:: What the task asks ::
Tally all lines containing the word "Output". Give the number alone.

:: Extracted information ::
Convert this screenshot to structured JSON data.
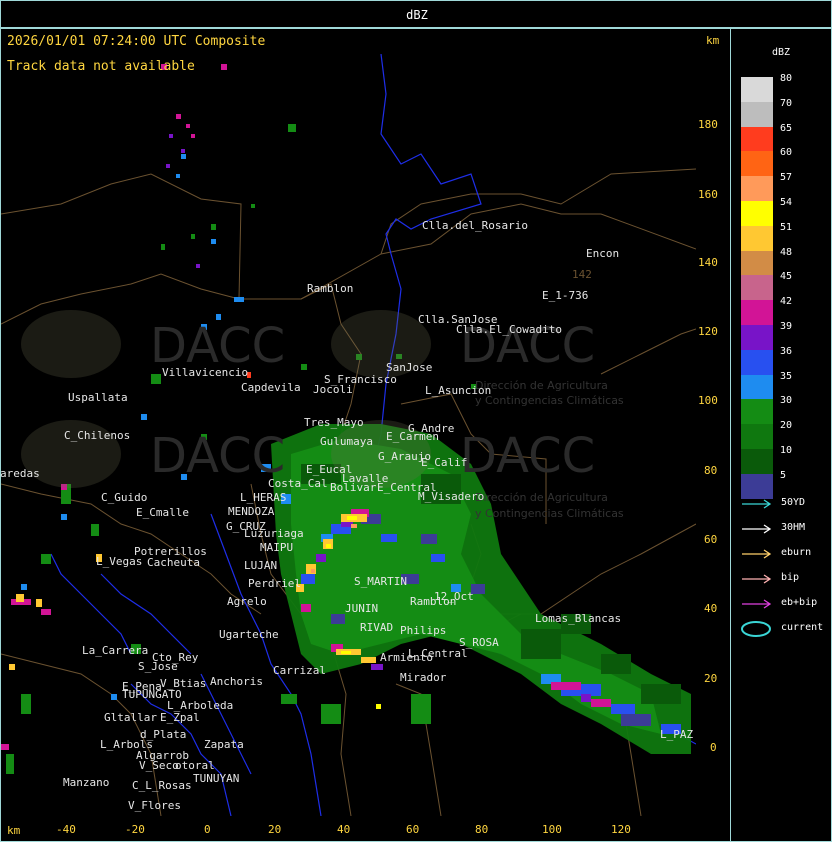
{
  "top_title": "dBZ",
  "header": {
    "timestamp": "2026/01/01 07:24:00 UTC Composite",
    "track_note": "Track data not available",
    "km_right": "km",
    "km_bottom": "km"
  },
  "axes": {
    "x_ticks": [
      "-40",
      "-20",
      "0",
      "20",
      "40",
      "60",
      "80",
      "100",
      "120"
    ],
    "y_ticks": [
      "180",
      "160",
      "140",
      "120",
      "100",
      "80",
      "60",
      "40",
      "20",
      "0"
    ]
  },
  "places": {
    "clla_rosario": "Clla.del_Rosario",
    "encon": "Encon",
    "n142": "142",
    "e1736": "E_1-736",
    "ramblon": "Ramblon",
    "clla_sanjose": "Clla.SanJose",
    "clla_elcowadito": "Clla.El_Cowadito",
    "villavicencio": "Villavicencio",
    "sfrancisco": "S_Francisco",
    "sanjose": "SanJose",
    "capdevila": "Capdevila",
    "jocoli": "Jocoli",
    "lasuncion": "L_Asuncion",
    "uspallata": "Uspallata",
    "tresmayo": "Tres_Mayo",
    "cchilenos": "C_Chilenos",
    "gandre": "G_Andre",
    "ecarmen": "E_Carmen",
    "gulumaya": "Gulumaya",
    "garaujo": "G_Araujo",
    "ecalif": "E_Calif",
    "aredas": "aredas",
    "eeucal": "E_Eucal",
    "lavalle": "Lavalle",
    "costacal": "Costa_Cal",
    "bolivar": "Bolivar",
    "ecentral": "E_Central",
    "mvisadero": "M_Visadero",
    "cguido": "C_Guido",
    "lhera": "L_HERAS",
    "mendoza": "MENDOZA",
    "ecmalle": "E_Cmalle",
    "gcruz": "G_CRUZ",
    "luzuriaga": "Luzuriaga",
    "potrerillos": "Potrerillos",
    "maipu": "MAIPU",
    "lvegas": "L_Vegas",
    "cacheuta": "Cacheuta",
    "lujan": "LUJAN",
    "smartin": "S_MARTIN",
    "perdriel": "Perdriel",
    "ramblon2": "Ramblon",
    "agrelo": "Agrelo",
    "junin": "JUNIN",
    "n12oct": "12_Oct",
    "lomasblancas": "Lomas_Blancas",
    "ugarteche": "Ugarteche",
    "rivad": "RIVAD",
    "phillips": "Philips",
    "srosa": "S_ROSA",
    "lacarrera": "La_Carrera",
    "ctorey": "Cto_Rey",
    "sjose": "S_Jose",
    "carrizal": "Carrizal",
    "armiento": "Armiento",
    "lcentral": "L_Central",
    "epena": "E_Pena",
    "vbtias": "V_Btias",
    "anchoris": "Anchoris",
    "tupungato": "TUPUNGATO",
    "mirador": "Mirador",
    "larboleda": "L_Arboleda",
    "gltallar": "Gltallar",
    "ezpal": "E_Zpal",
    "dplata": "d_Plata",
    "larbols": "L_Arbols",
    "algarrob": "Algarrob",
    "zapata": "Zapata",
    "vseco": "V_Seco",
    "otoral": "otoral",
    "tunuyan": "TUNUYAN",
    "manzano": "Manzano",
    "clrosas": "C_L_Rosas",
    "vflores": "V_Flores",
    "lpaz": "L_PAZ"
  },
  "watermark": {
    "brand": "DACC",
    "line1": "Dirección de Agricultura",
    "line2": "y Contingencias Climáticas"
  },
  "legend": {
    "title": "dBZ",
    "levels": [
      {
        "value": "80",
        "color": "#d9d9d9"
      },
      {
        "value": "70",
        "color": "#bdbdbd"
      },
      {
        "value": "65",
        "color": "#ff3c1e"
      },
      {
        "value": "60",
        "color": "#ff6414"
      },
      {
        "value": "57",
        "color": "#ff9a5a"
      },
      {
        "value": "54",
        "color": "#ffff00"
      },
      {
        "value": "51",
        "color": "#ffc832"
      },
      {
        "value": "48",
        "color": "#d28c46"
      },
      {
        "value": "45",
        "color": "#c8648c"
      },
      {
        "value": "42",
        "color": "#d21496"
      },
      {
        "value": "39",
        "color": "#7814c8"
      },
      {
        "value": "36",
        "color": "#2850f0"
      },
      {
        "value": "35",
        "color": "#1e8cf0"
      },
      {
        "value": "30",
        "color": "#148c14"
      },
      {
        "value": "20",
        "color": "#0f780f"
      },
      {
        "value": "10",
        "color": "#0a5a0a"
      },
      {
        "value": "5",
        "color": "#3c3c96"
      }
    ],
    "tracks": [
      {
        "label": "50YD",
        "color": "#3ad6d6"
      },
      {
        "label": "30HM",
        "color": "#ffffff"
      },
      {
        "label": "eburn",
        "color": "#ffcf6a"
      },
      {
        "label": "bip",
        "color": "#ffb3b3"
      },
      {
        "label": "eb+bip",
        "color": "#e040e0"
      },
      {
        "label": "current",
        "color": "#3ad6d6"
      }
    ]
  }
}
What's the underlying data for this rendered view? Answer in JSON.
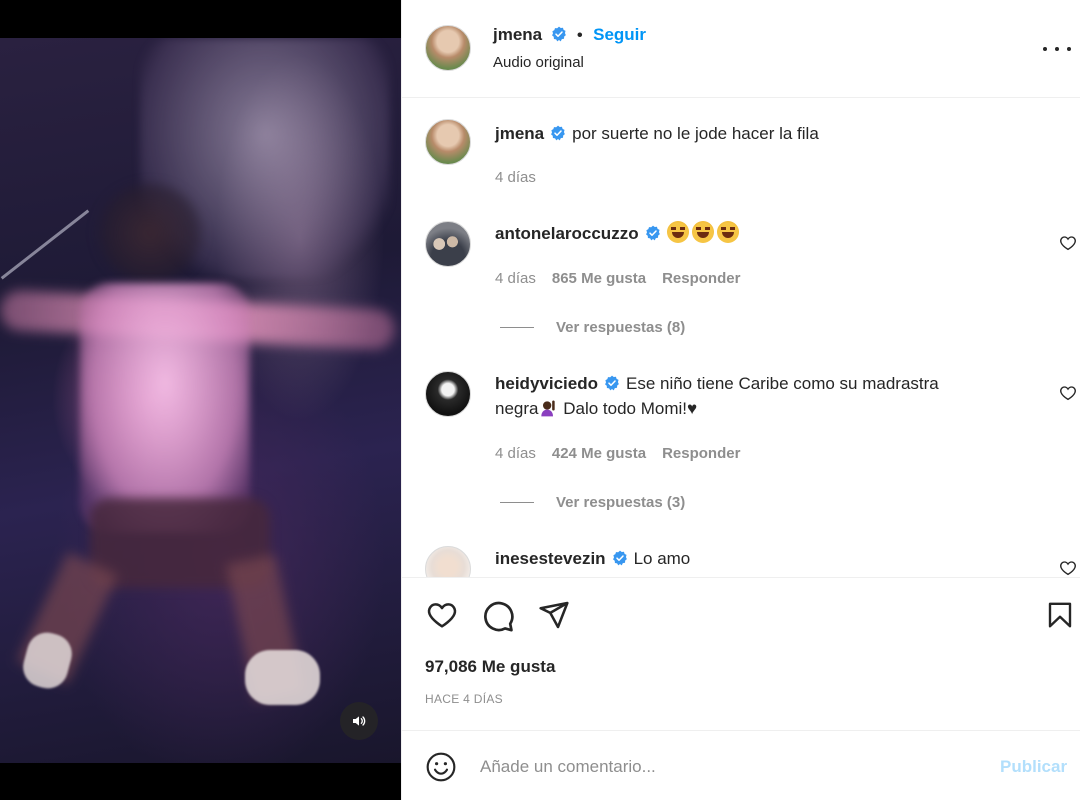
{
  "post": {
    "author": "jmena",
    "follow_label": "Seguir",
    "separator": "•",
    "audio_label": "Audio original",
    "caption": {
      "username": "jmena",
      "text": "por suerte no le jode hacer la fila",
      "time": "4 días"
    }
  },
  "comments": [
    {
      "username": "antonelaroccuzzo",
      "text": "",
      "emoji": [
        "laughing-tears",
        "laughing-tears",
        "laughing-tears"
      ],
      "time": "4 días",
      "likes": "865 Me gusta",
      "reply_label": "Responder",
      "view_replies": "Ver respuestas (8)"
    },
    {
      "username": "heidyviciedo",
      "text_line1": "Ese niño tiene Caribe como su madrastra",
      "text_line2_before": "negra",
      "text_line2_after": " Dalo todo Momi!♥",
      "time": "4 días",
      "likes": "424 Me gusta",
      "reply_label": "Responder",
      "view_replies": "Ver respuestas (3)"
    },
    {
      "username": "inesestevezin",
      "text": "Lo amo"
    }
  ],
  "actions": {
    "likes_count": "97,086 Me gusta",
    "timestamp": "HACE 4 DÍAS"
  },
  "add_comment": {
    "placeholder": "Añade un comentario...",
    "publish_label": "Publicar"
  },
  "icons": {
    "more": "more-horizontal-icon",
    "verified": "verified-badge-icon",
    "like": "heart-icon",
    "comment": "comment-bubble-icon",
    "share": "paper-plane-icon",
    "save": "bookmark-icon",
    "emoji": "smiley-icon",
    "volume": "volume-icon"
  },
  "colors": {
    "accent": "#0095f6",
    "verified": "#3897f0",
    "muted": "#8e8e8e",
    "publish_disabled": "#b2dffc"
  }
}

--

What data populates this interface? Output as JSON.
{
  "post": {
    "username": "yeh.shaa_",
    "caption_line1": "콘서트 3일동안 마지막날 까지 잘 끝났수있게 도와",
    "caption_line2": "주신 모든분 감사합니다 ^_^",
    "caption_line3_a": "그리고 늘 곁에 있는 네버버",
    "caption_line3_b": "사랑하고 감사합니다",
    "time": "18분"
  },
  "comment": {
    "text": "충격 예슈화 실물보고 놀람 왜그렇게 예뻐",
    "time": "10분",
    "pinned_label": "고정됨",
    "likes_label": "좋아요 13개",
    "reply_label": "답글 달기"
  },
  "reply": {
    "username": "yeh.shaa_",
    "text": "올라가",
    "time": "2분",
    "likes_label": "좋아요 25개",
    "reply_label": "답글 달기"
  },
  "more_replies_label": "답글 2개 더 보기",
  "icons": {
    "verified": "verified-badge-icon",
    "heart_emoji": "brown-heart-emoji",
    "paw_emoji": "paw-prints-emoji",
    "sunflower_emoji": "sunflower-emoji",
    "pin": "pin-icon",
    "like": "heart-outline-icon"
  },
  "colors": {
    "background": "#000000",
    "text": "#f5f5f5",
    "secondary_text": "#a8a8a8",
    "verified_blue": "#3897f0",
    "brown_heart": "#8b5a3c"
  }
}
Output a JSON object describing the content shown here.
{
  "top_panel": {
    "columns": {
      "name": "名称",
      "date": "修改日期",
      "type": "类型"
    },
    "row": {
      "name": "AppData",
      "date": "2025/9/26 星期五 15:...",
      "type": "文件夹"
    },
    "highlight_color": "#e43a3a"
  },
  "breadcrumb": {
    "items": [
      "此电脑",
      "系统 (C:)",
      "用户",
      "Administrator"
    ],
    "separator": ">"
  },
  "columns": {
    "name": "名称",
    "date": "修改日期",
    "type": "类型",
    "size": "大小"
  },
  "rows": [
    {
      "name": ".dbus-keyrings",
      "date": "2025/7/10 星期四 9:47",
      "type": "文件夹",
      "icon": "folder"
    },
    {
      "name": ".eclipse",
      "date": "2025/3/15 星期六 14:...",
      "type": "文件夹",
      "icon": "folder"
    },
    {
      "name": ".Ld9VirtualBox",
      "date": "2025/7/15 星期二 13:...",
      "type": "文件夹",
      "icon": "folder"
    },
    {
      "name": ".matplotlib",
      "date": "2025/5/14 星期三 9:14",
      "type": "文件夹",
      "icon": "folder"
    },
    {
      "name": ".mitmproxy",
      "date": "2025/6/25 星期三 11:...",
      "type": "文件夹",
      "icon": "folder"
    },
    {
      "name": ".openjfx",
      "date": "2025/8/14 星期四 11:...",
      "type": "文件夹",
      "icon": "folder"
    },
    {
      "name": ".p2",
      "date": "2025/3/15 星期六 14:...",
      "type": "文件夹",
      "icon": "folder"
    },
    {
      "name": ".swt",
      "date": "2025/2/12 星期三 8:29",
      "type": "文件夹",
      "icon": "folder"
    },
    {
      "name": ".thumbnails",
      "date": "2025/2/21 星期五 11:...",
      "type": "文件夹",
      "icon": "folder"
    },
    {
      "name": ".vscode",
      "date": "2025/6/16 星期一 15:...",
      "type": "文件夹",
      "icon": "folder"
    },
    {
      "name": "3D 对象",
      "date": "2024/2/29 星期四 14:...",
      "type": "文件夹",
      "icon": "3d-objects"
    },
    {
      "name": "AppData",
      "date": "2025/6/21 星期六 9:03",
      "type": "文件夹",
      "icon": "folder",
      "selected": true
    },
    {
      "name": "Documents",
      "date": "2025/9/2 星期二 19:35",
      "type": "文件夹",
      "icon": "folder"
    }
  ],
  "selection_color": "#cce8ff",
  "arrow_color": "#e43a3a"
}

:: Problem solution ::
2